Can you turn every line of the records below into a JSON list of strings, one string per line, with blank lines left out?

** Input records **
╔══
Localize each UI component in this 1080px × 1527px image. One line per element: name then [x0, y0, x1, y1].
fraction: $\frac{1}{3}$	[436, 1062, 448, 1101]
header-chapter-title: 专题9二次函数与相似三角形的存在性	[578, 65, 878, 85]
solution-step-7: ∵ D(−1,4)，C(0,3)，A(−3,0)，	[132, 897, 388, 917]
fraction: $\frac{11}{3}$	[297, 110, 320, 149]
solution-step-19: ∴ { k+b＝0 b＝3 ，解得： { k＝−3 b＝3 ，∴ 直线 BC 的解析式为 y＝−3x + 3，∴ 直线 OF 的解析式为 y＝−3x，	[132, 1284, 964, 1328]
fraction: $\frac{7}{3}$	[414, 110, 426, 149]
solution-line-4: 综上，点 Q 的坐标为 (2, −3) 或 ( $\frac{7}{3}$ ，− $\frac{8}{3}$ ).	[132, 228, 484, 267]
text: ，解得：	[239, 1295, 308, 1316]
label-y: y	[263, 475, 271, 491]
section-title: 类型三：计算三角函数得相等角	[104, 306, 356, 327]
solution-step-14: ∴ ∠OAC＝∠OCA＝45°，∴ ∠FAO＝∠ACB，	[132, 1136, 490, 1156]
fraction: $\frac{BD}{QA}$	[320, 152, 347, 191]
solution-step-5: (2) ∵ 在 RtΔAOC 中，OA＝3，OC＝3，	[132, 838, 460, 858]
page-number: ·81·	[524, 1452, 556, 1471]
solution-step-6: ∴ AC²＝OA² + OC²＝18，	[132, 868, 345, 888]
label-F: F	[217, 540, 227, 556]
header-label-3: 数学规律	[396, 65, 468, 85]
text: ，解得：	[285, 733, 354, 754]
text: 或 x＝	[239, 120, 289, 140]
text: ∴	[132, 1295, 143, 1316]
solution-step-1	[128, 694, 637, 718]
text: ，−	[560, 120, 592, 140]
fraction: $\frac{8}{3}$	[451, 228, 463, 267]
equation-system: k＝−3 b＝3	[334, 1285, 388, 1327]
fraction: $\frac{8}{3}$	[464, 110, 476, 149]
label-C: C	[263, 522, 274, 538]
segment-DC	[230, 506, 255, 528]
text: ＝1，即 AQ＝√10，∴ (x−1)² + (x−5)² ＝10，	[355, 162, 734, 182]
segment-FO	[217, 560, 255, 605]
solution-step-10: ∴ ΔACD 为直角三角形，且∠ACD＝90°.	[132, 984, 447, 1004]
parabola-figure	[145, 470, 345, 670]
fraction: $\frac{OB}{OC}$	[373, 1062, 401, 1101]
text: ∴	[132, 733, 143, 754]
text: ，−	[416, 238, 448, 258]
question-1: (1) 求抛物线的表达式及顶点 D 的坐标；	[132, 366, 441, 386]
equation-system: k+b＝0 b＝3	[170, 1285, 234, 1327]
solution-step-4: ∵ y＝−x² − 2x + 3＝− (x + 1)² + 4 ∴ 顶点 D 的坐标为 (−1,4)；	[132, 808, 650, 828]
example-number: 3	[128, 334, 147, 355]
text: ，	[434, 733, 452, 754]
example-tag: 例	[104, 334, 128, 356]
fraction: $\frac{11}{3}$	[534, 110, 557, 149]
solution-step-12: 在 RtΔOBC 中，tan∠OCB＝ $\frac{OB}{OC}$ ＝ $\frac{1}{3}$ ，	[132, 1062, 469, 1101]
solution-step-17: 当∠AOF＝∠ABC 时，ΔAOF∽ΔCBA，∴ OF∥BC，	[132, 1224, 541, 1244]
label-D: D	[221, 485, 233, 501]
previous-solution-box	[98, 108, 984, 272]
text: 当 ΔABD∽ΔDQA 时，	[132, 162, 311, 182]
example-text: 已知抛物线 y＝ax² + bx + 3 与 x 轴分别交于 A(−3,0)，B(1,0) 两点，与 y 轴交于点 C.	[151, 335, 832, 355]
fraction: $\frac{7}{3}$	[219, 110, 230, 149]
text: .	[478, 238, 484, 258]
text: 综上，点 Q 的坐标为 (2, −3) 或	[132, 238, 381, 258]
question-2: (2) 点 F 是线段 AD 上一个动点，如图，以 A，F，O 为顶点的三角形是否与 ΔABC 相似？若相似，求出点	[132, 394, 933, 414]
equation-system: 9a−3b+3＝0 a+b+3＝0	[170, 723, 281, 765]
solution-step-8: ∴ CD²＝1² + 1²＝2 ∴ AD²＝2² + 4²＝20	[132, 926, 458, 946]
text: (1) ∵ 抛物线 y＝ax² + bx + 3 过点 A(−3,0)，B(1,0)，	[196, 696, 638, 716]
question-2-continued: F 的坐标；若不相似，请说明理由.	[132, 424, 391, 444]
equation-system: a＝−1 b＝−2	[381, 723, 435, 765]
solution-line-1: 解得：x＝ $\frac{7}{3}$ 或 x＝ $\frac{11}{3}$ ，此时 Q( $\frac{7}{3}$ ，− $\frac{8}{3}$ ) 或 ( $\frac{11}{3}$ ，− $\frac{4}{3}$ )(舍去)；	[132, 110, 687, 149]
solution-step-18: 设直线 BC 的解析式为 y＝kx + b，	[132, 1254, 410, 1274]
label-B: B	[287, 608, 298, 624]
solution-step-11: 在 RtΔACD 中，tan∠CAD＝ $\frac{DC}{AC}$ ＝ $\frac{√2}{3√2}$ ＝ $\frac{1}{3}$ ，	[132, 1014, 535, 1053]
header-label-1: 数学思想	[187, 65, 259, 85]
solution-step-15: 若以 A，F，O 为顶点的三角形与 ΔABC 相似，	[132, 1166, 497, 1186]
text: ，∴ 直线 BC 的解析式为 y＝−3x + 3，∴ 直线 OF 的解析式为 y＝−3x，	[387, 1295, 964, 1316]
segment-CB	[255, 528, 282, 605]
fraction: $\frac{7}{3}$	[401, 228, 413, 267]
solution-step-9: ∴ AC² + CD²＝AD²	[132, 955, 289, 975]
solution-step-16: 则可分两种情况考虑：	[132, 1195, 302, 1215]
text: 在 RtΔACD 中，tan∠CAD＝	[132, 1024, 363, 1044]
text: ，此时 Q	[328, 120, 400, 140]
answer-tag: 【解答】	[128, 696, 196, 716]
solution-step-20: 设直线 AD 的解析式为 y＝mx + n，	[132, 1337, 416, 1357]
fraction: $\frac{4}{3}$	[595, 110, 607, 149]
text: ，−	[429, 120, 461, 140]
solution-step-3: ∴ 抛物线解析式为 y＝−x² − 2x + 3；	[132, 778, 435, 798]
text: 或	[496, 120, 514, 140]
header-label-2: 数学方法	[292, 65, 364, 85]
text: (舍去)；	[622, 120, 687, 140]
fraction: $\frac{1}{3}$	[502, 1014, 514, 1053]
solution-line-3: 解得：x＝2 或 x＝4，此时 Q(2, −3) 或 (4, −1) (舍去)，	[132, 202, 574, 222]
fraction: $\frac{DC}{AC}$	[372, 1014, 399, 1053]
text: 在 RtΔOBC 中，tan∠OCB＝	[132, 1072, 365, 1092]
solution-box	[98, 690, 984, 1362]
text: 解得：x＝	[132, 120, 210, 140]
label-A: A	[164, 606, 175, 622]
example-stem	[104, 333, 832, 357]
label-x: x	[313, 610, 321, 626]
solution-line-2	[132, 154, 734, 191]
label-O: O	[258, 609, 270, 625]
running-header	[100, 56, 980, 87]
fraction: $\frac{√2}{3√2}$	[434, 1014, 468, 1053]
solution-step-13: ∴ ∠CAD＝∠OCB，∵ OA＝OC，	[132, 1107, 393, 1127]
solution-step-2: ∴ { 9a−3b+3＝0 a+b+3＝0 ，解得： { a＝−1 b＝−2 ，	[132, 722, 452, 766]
╚══
** Output of the task **
[
  "Localize each UI component in this 1080px × 1527px image. One line per element: name then [x0, y0, x1, y1].",
  "fraction: $\\frac{1}{3}$\t[436, 1062, 448, 1101]",
  "header-chapter-title: 专题9二次函数与相似三角形的存在性\t[578, 65, 878, 85]",
  "solution-step-7: ∵ D(−1,4)，C(0,3)，A(−3,0)，\t[132, 897, 388, 917]",
  "fraction: $\\frac{11}{3}$\t[297, 110, 320, 149]",
  "solution-step-19: ∴ { k+b＝0 b＝3 ，解得： { k＝−3 b＝3 ，∴ 直线 BC 的解析式为 y＝−3x + 3，∴ 直线 OF 的解析式为 y＝−3x，\t[132, 1284, 964, 1328]",
  "fraction: $\\frac{7}{3}$\t[414, 110, 426, 149]",
  "solution-line-4: 综上，点 Q 的坐标为 (2, −3) 或 ( $\\frac{7}{3}$ ，− $\\frac{8}{3}$ ).\t[132, 228, 484, 267]",
  "text: ，解得：\t[239, 1295, 308, 1316]",
  "label-y: y\t[263, 475, 271, 491]",
  "section-title: 类型三：计算三角函数得相等角\t[104, 306, 356, 327]",
  "solution-step-14: ∴ ∠OAC＝∠OCA＝45°，∴ ∠FAO＝∠ACB，\t[132, 1136, 490, 1156]",
  "fraction: $\\frac{BD}{QA}$\t[320, 152, 347, 191]",
  "solution-step-5: (2) ∵ 在 RtΔAOC 中，OA＝3，OC＝3，\t[132, 838, 460, 858]",
  "page-number: ·81·\t[524, 1452, 556, 1471]",
  "solution-step-6: ∴ AC²＝OA² + OC²＝18，\t[132, 868, 345, 888]",
  "label-F: F\t[217, 540, 227, 556]",
  "header-label-3: 数学规律\t[396, 65, 468, 85]",
  "text: ，解得：\t[285, 733, 354, 754]",
  "text: 或 x＝\t[239, 120, 289, 140]",
  "text: ∴\t[132, 1295, 143, 1316]",
  "solution-step-1\t[128, 694, 637, 718]",
  "text: ，−\t[560, 120, 592, 140]",
  "fraction: $\\frac{8}{3}$\t[451, 228, 463, 267]",
  "equation-system: k＝−3 b＝3\t[334, 1285, 388, 1327]",
  "fraction: $\\frac{8}{3}$\t[464, 110, 476, 149]",
  "label-C: C\t[263, 522, 274, 538]",
  "segment-DC\t[230, 506, 255, 528]",
  "text: ＝1，即 AQ＝√10，∴ (x−1)² + (x−5)² ＝10，\t[355, 162, 734, 182]",
  "segment-FO\t[217, 560, 255, 605]",
  "solution-step-10: ∴ ΔACD 为直角三角形，且∠ACD＝90°.\t[132, 984, 447, 1004]",
  "parabola-figure\t[145, 470, 345, 670]",
  "fraction: $\\frac{OB}{OC}$\t[373, 1062, 401, 1101]",
  "text: ∴\t[132, 733, 143, 754]",
  "text: ，−\t[416, 238, 448, 258]",
  "question-1: (1) 求抛物线的表达式及顶点 D 的坐标；\t[132, 366, 441, 386]",
  "equation-system: k+b＝0 b＝3\t[170, 1285, 234, 1327]",
  "solution-step-4: ∵ y＝−x² − 2x + 3＝− (x + 1)² + 4 ∴ 顶点 D 的坐标为 (−1,4)；\t[132, 808, 650, 828]",
  "example-number: 3\t[128, 334, 147, 355]",
  "text: ，\t[434, 733, 452, 754]",
  "example-tag: 例\t[104, 334, 128, 356]",
  "fraction: $\\frac{11}{3}$\t[534, 110, 557, 149]",
  "solution-step-12: 在 RtΔOBC 中，tan∠OCB＝ $\\frac{OB}{OC}$ ＝ $\\frac{1}{3}$ ，\t[132, 1062, 469, 1101]",
  "solution-step-17: 当∠AOF＝∠ABC 时，ΔAOF∽ΔCBA，∴ OF∥BC，\t[132, 1224, 541, 1244]",
  "label-D: D\t[221, 485, 233, 501]",
  "previous-solution-box\t[98, 108, 984, 272]",
  "text: 当 ΔABD∽ΔDQA 时，\t[132, 162, 311, 182]",
  "example-text: 已知抛物线 y＝ax² + bx + 3 与 x 轴分别交于 A(−3,0)，B(1,0) 两点，与 y 轴交于点 C.\t[151, 335, 832, 355]",
  "fraction: $\\frac{7}{3}$\t[219, 110, 230, 149]",
  "text: .\t[478, 238, 484, 258]",
  "text: 综上，点 Q 的坐标为 (2, −3) 或\t[132, 238, 381, 258]",
  "question-2: (2) 点 F 是线段 AD 上一个动点，如图，以 A，F，O 为顶点的三角形是否与 ΔABC 相似？若相似，求出点\t[132, 394, 933, 414]",
  "equation-system: 9a−3b+3＝0 a+b+3＝0\t[170, 723, 281, 765]",
  "solution-step-8: ∴ CD²＝1² + 1²＝2 ∴ AD²＝2² + 4²＝20\t[132, 926, 458, 946]",
  "text: (1) ∵ 抛物线 y＝ax² + bx + 3 过点 A(−3,0)，B(1,0)，\t[196, 696, 638, 716]",
  "question-2-continued: F 的坐标；若不相似，请说明理由.\t[132, 424, 391, 444]",
  "equation-system: a＝−1 b＝−2\t[381, 723, 435, 765]",
  "solution-line-1: 解得：x＝ $\\frac{7}{3}$ 或 x＝ $\\frac{11}{3}$ ，此时 Q( $\\frac{7}{3}$ ，− $\\frac{8}{3}$ ) 或 ( $\\frac{11}{3}$ ，− $\\frac{4}{3}$ )(舍去)；\t[132, 110, 687, 149]",
  "solution-step-18: 设直线 BC 的解析式为 y＝kx + b，\t[132, 1254, 410, 1274]",
  "label-B: B\t[287, 608, 298, 624]",
  "solution-step-11: 在 RtΔACD 中，tan∠CAD＝ $\\frac{DC}{AC}$ ＝ $\\frac{√2}{3√2}$ ＝ $\\frac{1}{3}$ ，\t[132, 1014, 535, 1053]",
  "header-label-1: 数学思想\t[187, 65, 259, 85]",
  "solution-step-15: 若以 A，F，O 为顶点的三角形与 ΔABC 相似，\t[132, 1166, 497, 1186]",
  "text: ，∴ 直线 BC 的解析式为 y＝−3x + 3，∴ 直线 OF 的解析式为 y＝−3x，\t[387, 1295, 964, 1316]",
  "segment-CB\t[255, 528, 282, 605]",
  "fraction: $\\frac{7}{3}$\t[401, 228, 413, 267]",
  "solution-step-9: ∴ AC² + CD²＝AD²\t[132, 955, 289, 975]",
  "solution-step-16: 则可分两种情况考虑：\t[132, 1195, 302, 1215]",
  "text: 在 RtΔACD 中，tan∠CAD＝\t[132, 1024, 363, 1044]",
  "text: ，此时 Q\t[328, 120, 400, 140]",
  "answer-tag: 【解答】\t[128, 696, 196, 716]",
  "solution-step-20: 设直线 AD 的解析式为 y＝mx + n，\t[132, 1337, 416, 1357]",
  "fraction: $\\frac{4}{3}$\t[595, 110, 607, 149]",
  "text: ，−\t[429, 120, 461, 140]",
  "solution-step-3: ∴ 抛物线解析式为 y＝−x² − 2x + 3；\t[132, 778, 435, 798]",
  "text: 或\t[496, 120, 514, 140]",
  "header-label-2: 数学方法\t[292, 65, 364, 85]",
  "text: (舍去)；\t[622, 120, 687, 140]",
  "fraction: $\\frac{1}{3}$\t[502, 1014, 514, 1053]",
  "solution-line-3: 解得：x＝2 或 x＝4，此时 Q(2, −3) 或 (4, −1) (舍去)，\t[132, 202, 574, 222]",
  "fraction: $\\frac{DC}{AC}$\t[372, 1014, 399, 1053]",
  "text: 在 RtΔOBC 中，tan∠OCB＝\t[132, 1072, 365, 1092]",
  "solution-box\t[98, 690, 984, 1362]",
  "text: 解得：x＝\t[132, 120, 210, 140]",
  "label-A: A\t[164, 606, 175, 622]",
  "example-stem\t[104, 333, 832, 357]",
  "label-x: x\t[313, 610, 321, 626]",
  "solution-line-2\t[132, 154, 734, 191]",
  "label-O: O\t[258, 609, 270, 625]",
  "running-header\t[100, 56, 980, 87]",
  "fraction: $\\frac{√2}{3√2}$\t[434, 1014, 468, 1053]",
  "solution-step-13: ∴ ∠CAD＝∠OCB，∵ OA＝OC，\t[132, 1107, 393, 1127]",
  "solution-step-2: ∴ { 9a−3b+3＝0 a+b+3＝0 ，解得： { a＝−1 b＝−2 ，\t[132, 722, 452, 766]"
]